Problem statement - Copy out all of the material exactly as presented.

Dataset listings of figures
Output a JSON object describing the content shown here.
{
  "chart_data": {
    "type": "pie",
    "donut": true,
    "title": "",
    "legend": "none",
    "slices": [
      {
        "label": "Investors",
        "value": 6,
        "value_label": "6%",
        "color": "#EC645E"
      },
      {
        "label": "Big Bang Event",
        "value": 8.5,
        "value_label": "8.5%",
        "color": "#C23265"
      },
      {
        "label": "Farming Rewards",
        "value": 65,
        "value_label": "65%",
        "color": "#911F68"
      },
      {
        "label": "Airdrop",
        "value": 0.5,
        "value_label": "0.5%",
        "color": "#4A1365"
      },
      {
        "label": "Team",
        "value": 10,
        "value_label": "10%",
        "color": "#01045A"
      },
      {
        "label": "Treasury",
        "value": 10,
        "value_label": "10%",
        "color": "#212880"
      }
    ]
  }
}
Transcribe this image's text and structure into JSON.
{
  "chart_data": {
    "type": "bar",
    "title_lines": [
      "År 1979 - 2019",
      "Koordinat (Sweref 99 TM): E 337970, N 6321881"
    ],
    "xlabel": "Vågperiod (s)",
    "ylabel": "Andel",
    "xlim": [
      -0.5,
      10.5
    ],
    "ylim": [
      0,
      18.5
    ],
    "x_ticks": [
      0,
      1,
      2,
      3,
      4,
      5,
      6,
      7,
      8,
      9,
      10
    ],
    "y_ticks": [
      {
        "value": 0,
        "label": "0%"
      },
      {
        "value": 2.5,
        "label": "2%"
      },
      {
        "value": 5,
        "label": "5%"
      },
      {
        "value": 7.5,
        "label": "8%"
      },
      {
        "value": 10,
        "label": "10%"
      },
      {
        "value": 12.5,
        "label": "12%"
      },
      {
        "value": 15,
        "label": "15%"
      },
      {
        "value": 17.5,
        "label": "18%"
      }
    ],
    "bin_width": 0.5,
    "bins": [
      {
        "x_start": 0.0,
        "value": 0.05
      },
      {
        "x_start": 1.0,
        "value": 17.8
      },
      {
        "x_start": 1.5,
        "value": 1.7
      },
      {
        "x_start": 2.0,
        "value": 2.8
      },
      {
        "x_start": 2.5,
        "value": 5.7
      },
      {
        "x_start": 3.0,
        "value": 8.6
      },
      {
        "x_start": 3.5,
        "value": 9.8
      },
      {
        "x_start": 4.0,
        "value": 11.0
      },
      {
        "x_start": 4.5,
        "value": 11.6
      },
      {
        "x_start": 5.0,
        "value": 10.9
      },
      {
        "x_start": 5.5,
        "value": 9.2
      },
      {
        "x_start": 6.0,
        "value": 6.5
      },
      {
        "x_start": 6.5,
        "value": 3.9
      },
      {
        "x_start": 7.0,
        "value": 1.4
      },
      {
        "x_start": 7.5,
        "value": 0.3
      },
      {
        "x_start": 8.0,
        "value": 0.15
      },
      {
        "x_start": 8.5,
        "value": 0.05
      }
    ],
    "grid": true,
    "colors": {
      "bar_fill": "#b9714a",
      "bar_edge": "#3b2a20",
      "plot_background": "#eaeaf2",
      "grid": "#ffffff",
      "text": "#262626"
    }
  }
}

Full answer -
Output a JSON object describing the content shown here.
{
  "chart_data": {
    "type": "pie",
    "donut": true,
    "title": "",
    "legend": "none",
    "slices": [
      {
        "label": "Investors",
        "value": 6,
        "value_label": "6%",
        "color": "#EC645E"
      },
      {
        "label": "Big Bang Event",
        "value": 8.5,
        "value_label": "8.5%",
        "color": "#C23265"
      },
      {
        "label": "Farming Rewards",
        "value": 65,
        "value_label": "65%",
        "color": "#911F68"
      },
      {
        "label": "Airdrop",
        "value": 0.5,
        "value_label": "0.5%",
        "color": "#4A1365"
      },
      {
        "label": "Team",
        "value": 10,
        "value_label": "10%",
        "color": "#01045A"
      },
      {
        "label": "Treasury",
        "value": 10,
        "value_label": "10%",
        "color": "#212880"
      }
    ]
  }
}
Transcribe this image's text and structure into JSON.
{
  "chart_data": {
    "type": "bar",
    "title_lines": [
      "År 1979 - 2019",
      "Koordinat (Sweref 99 TM): E 337970, N 6321881"
    ],
    "xlabel": "Vågperiod (s)",
    "ylabel": "Andel",
    "xlim": [
      -0.5,
      10.5
    ],
    "ylim": [
      0,
      18.5
    ],
    "x_ticks": [
      0,
      1,
      2,
      3,
      4,
      5,
      6,
      7,
      8,
      9,
      10
    ],
    "y_ticks": [
      {
        "value": 0,
        "label": "0%"
      },
      {
        "value": 2.5,
        "label": "2%"
      },
      {
        "value": 5,
        "label": "5%"
      },
      {
        "value": 7.5,
        "label": "8%"
      },
      {
        "value": 10,
        "label": "10%"
      },
      {
        "value": 12.5,
        "label": "12%"
      },
      {
        "value": 15,
        "label": "15%"
      },
      {
        "value": 17.5,
        "label": "18%"
      }
    ],
    "bin_width": 0.5,
    "bins": [
      {
        "x_start": 0.0,
        "value": 0.05
      },
      {
        "x_start": 1.0,
        "value": 17.8
      },
      {
        "x_start": 1.5,
        "value": 1.7
      },
      {
        "x_start": 2.0,
        "value": 2.8
      },
      {
        "x_start": 2.5,
        "value": 5.7
      },
      {
        "x_start": 3.0,
        "value": 8.6
      },
      {
        "x_start": 3.5,
        "value": 9.8
      },
      {
        "x_start": 4.0,
        "value": 11.0
      },
      {
        "x_start": 4.5,
        "value": 11.6
      },
      {
        "x_start": 5.0,
        "value": 10.9
      },
      {
        "x_start": 5.5,
        "value": 9.2
      },
      {
        "x_start": 6.0,
        "value": 6.5
      },
      {
        "x_start": 6.5,
        "value": 3.9
      },
      {
        "x_start": 7.0,
        "value": 1.4
      },
      {
        "x_start": 7.5,
        "value": 0.3
      },
      {
        "x_start": 8.0,
        "value": 0.15
      },
      {
        "x_start": 8.5,
        "value": 0.05
      }
    ],
    "grid": true,
    "colors": {
      "bar_fill": "#b9714a",
      "bar_edge": "#3b2a20",
      "plot_background": "#eaeaf2",
      "grid": "#ffffff",
      "text": "#262626"
    }
  }
}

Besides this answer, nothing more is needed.